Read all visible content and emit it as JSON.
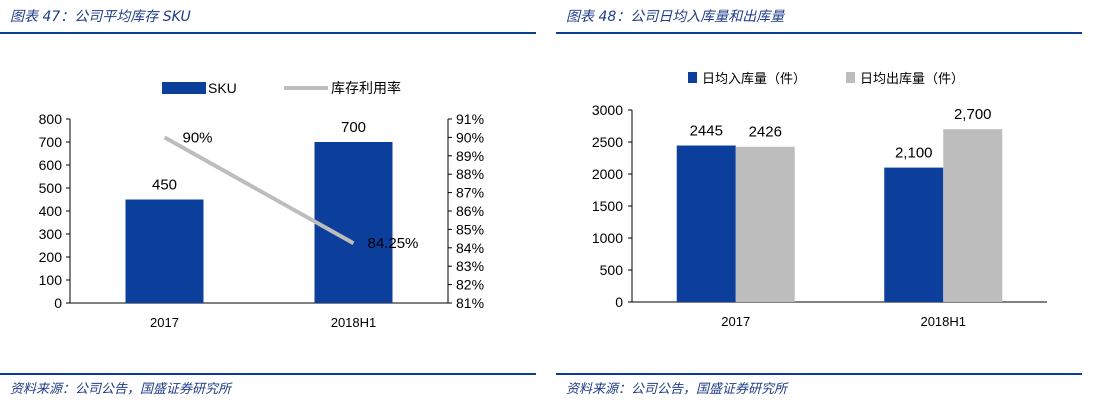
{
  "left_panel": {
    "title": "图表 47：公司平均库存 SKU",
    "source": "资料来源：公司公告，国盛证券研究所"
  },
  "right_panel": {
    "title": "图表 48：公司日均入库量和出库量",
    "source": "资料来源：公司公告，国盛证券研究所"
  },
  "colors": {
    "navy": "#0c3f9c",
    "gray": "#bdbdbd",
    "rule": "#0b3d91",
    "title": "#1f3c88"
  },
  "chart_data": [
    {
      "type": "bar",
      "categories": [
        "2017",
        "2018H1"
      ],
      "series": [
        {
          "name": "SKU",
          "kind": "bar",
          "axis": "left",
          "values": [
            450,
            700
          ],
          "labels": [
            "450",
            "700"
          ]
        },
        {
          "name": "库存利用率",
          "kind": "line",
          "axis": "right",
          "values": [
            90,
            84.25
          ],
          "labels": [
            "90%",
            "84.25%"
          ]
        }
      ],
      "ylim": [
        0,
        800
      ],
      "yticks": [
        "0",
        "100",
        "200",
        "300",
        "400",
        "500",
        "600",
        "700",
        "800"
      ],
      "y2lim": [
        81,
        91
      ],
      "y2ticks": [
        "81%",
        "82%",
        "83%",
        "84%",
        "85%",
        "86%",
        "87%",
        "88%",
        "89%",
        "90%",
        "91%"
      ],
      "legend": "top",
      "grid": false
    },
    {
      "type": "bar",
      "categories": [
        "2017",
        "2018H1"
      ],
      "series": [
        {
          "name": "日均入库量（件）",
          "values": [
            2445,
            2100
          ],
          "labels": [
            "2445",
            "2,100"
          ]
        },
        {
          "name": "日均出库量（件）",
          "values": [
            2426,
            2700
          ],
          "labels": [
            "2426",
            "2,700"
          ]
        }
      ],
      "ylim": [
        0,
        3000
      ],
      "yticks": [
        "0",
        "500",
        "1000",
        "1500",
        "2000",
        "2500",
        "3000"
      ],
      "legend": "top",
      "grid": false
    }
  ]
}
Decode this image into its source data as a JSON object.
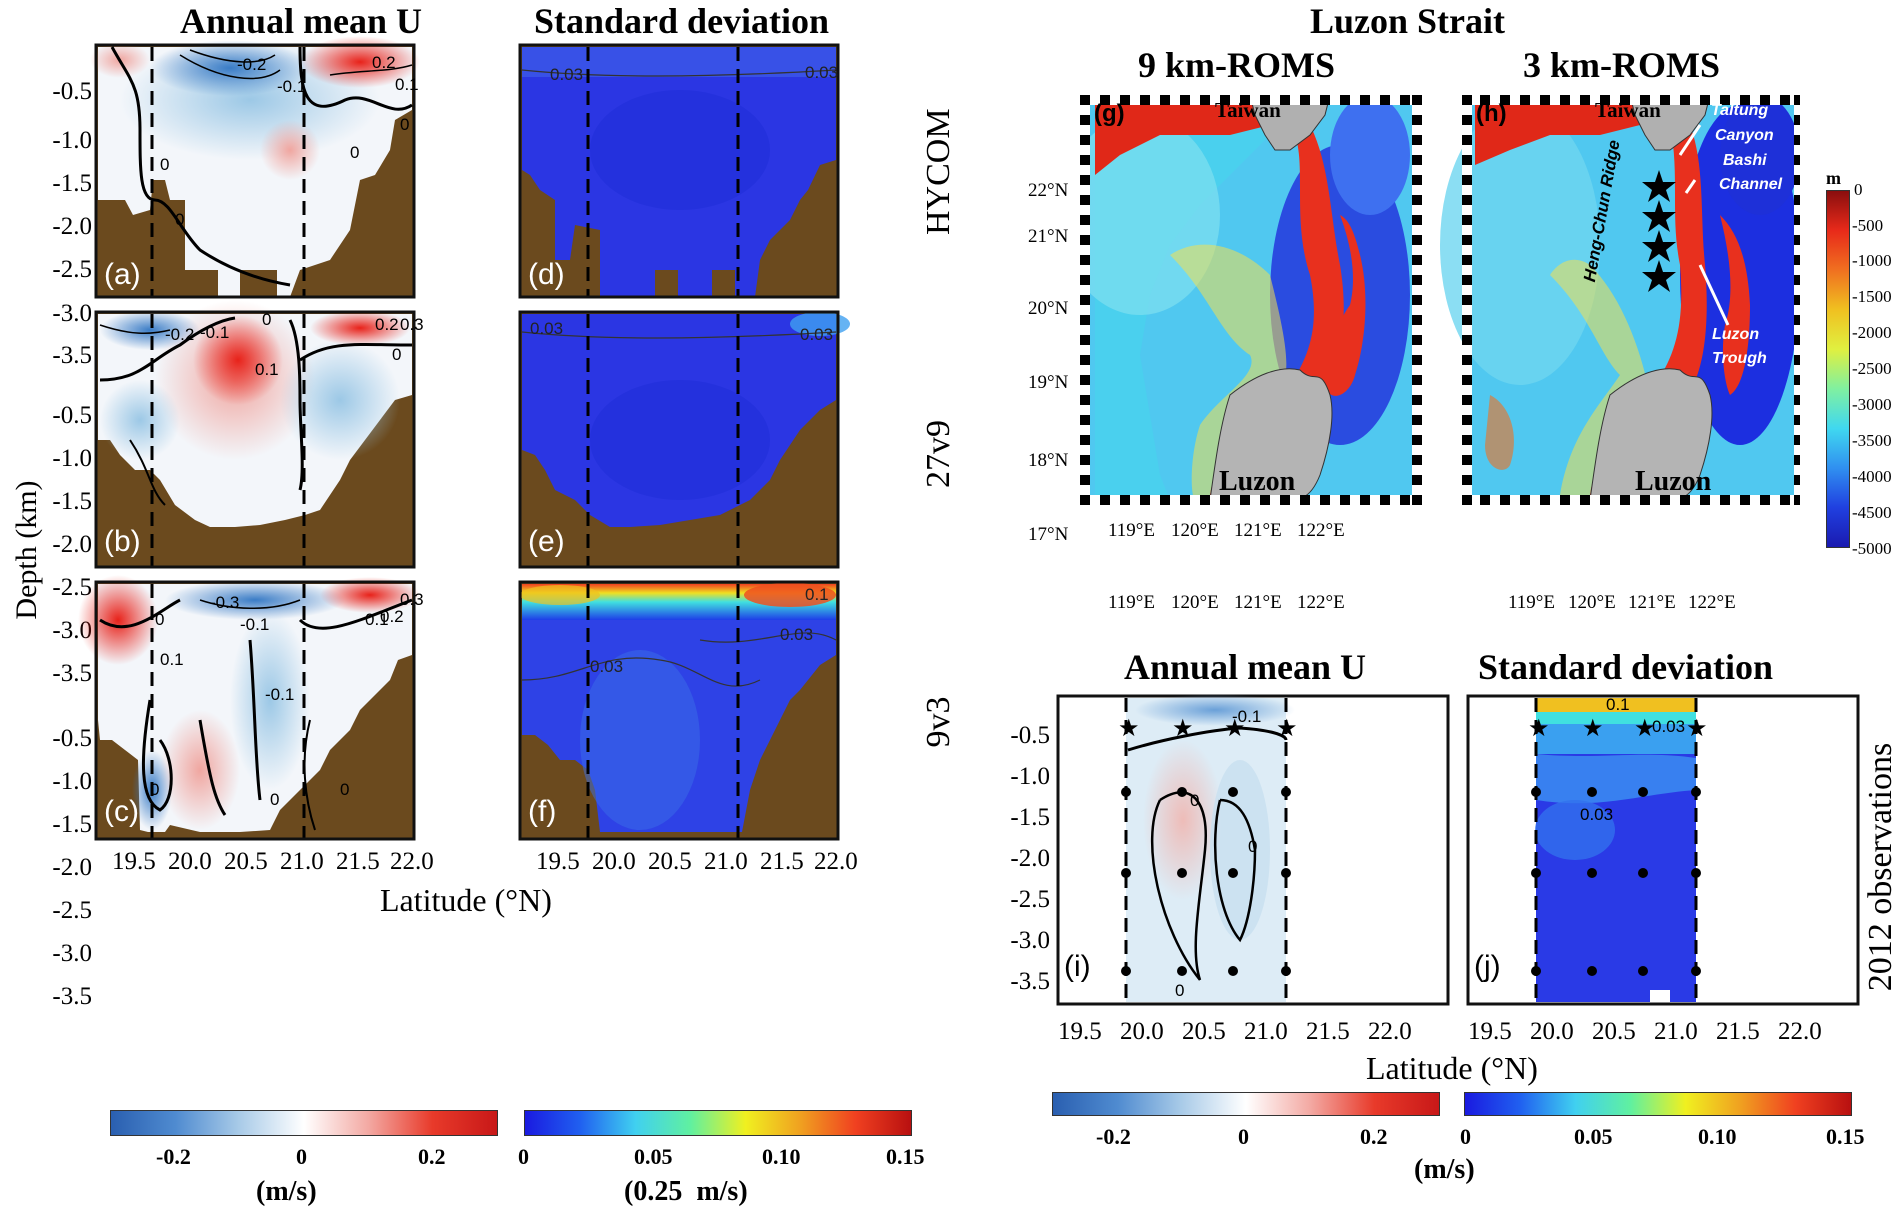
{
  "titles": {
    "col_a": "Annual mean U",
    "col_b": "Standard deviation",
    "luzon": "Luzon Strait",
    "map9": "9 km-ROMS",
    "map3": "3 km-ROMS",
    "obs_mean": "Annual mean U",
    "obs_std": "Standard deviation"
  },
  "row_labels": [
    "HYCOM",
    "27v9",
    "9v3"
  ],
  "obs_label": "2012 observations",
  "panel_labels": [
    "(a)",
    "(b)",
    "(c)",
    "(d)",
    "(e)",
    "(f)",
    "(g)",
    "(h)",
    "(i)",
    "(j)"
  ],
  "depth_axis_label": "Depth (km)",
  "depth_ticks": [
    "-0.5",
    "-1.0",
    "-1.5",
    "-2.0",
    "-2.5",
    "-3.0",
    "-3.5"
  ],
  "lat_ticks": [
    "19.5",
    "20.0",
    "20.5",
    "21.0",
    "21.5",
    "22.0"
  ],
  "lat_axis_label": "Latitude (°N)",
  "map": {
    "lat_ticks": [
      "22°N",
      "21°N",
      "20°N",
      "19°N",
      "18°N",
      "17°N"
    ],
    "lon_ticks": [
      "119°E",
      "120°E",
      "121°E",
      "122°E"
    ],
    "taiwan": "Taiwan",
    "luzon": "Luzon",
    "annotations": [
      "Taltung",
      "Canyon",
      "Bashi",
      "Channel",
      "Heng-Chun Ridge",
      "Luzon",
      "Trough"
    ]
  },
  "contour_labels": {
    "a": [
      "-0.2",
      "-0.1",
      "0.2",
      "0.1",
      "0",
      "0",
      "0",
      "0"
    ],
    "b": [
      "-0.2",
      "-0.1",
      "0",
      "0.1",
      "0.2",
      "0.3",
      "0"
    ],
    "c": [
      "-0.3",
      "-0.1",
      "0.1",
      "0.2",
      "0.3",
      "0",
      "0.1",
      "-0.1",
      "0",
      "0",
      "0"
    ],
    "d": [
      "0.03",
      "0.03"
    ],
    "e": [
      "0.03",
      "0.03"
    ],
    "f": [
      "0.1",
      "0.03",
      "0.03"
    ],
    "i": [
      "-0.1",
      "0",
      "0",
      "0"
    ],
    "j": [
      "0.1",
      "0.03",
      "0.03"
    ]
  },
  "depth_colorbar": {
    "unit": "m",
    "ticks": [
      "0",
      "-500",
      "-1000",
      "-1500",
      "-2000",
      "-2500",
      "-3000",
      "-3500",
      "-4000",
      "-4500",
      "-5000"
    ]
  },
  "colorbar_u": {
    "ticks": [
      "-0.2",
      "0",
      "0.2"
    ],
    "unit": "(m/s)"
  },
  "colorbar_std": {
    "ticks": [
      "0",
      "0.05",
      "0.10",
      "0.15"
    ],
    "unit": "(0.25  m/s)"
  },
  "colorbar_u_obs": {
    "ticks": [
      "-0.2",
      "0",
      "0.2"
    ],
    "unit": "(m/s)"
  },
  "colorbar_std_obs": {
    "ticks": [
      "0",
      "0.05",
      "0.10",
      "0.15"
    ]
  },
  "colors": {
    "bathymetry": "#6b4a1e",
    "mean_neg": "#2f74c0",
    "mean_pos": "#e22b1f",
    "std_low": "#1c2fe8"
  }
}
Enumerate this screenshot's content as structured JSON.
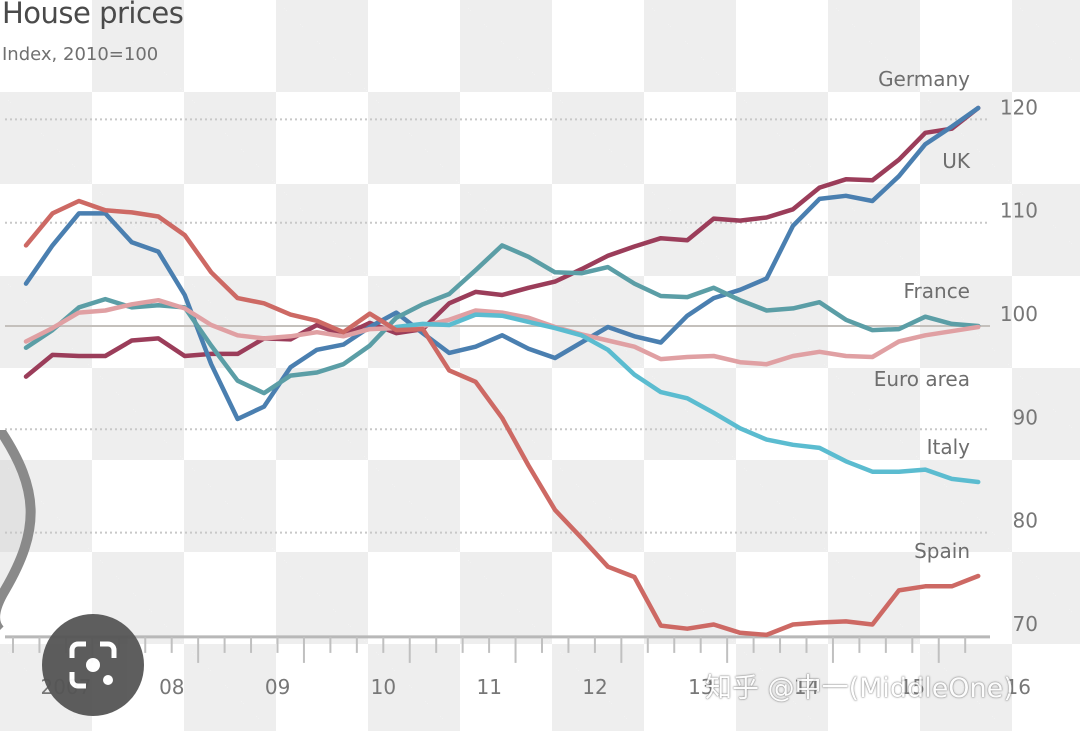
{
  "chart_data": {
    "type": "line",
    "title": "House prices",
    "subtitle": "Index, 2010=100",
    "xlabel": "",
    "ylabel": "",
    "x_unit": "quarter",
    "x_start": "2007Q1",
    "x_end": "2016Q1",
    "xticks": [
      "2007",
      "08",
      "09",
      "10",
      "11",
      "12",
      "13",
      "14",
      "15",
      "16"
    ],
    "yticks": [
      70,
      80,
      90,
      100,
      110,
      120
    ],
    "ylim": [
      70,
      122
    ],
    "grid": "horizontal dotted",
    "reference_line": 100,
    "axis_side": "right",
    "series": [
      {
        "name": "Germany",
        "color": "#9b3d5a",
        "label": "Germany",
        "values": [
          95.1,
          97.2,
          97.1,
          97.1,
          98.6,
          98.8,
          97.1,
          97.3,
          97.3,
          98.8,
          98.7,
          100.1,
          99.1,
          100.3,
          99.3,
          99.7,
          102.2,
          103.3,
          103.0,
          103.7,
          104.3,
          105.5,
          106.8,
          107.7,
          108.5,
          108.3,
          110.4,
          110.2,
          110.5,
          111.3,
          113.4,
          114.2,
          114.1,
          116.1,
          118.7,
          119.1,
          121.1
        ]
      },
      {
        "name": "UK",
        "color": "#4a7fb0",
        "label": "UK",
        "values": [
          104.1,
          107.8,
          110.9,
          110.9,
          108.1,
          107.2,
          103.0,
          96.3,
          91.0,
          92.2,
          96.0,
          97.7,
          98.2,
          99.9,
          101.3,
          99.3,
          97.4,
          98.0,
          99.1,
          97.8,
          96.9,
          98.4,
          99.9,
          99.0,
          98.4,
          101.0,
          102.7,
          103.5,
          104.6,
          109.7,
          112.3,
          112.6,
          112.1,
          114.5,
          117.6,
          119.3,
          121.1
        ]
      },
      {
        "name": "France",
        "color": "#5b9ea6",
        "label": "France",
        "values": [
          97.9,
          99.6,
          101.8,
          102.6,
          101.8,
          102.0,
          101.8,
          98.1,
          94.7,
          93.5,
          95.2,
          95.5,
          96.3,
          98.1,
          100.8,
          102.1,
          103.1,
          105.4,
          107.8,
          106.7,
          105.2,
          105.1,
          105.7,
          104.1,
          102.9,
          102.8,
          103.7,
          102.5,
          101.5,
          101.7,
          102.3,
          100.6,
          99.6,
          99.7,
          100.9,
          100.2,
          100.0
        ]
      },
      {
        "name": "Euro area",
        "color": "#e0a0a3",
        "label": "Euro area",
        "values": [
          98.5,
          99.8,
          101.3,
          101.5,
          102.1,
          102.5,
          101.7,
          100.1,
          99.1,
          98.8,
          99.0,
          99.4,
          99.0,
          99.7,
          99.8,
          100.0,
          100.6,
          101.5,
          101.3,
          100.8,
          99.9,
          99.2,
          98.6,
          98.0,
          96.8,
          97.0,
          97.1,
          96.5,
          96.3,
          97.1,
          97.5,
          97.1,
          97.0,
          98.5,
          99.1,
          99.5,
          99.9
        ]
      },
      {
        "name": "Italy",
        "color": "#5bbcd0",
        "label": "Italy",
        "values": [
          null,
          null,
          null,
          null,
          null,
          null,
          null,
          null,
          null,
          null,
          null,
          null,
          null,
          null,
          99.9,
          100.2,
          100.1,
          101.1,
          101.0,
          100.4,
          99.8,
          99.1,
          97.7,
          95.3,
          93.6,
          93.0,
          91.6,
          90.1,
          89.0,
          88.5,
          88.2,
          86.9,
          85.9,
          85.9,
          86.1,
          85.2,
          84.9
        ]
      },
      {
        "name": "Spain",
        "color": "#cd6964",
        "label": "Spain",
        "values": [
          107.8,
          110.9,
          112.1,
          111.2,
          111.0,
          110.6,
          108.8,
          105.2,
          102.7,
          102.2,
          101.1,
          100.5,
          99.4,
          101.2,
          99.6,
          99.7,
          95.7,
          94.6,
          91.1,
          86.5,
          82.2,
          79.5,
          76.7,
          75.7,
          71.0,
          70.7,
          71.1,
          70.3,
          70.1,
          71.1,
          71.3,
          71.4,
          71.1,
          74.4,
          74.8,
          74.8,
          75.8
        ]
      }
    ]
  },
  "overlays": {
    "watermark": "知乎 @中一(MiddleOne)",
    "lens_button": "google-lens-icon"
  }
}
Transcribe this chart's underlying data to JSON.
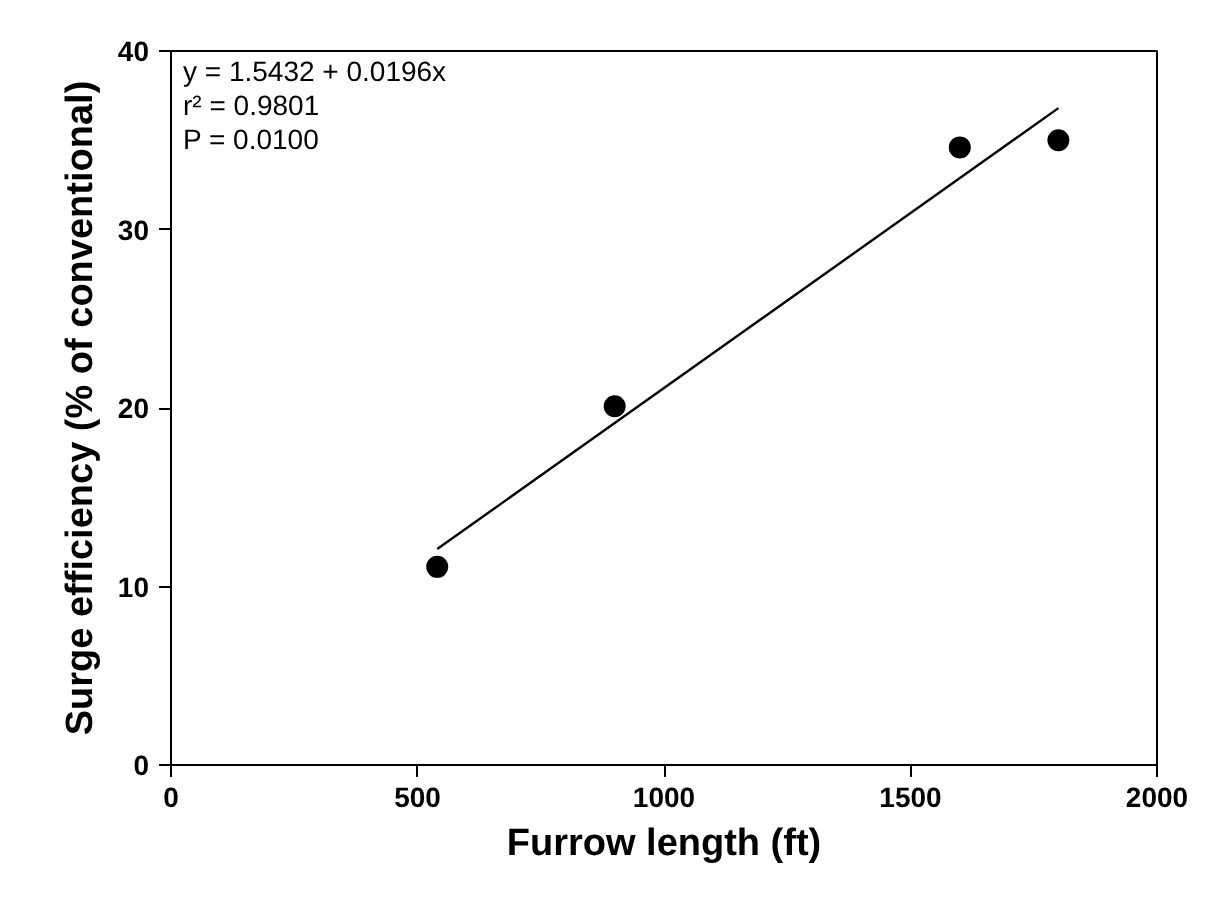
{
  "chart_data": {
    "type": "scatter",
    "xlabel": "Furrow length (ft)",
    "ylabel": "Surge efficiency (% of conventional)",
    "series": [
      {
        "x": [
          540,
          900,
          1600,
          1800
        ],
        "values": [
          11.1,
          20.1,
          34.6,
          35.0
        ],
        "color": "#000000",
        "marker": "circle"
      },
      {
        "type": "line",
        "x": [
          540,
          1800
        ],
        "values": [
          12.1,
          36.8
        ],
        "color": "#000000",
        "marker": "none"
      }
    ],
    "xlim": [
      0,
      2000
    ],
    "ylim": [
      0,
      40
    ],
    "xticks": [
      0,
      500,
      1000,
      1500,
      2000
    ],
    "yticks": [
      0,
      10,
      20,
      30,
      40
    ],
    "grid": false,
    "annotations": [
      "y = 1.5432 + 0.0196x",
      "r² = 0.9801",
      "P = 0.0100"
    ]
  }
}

* TASK DIRECTIONS: Where a line in the material contains "Annual", copy that line.

* FULL SOLUTION:
    "col_a": "Annual mean U",
    "obs_mean": "Annual mean U",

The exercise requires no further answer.